# Start of DATA SUPPLIED

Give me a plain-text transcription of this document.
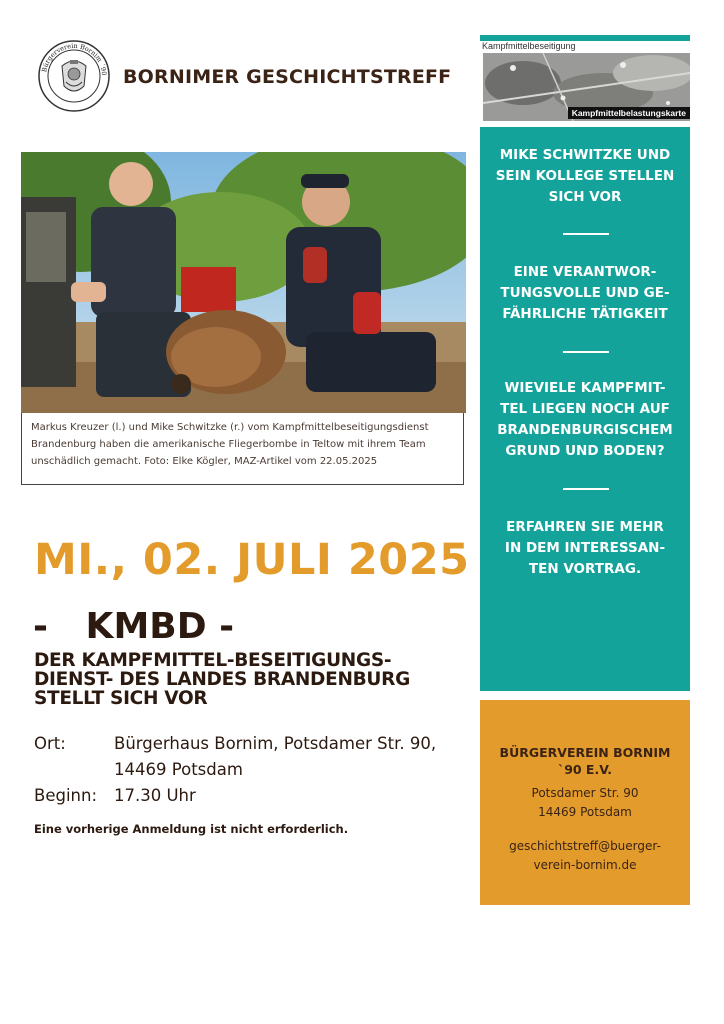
Bürgerverein Bornim ´90 BORNIMER GESCHICHTSTREFF
Markus Kreuzer (l.) und Mike Schwitzke (r.) vom Kampfmittelbeseitigungsdienst Brandenburg haben die amerikanische Fliegerbombe in Teltow mit ihrem Team unschädlich gemacht. Foto: Elke Kögler, MAZ-Artikel vom 22.05.2025
MI., 02. JULI 2025
-   KMBD -
DER KAMPFMITTEL-BESEITIGUNGS-
DIENST- DES LANDES BRANDENBURG
STELLT SICH VOR
Ort:	Bürgerhaus Bornim, Potsdamer Str. 90,
14469 Potsdam
Beginn: 17.30 Uhr
Eine vorherige Anmeldung ist nicht erforderlich.
Kampfmittelbeseitigung
Kampfmittelbelastungskarte
MIKE SCHWITZKE UND
SEIN KOLLEGE STELLEN
SICH VOR
EINE VERANTWOR-
TUNGSVOLLE UND GE-
FÄHRLICHE TÄTIGKEIT
WIEVIELE KAMPFMIT-
TEL LIEGEN NOCH AUF
BRANDENBURGISCHEM
GRUND UND BODEN?
ERFAHREN SIE MEHR
IN DEM INTERESSAN-
TEN VORTRAG.
BÜRGERVEREIN BORNIM
`90 E.V.
Potsdamer Str. 90
14469 Potsdam
geschichtstreff@buerger-
verein-bornim.de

# End of DATA SUPPLIED

» **WHAT TO WORK ON**
Copy whichever lines in the listing above contain the word "Potsdamer".

» **FINAL RESULT**
Ort:	Bürgerhaus Bornim, Potsdamer Str. 90,
Potsdamer Str. 90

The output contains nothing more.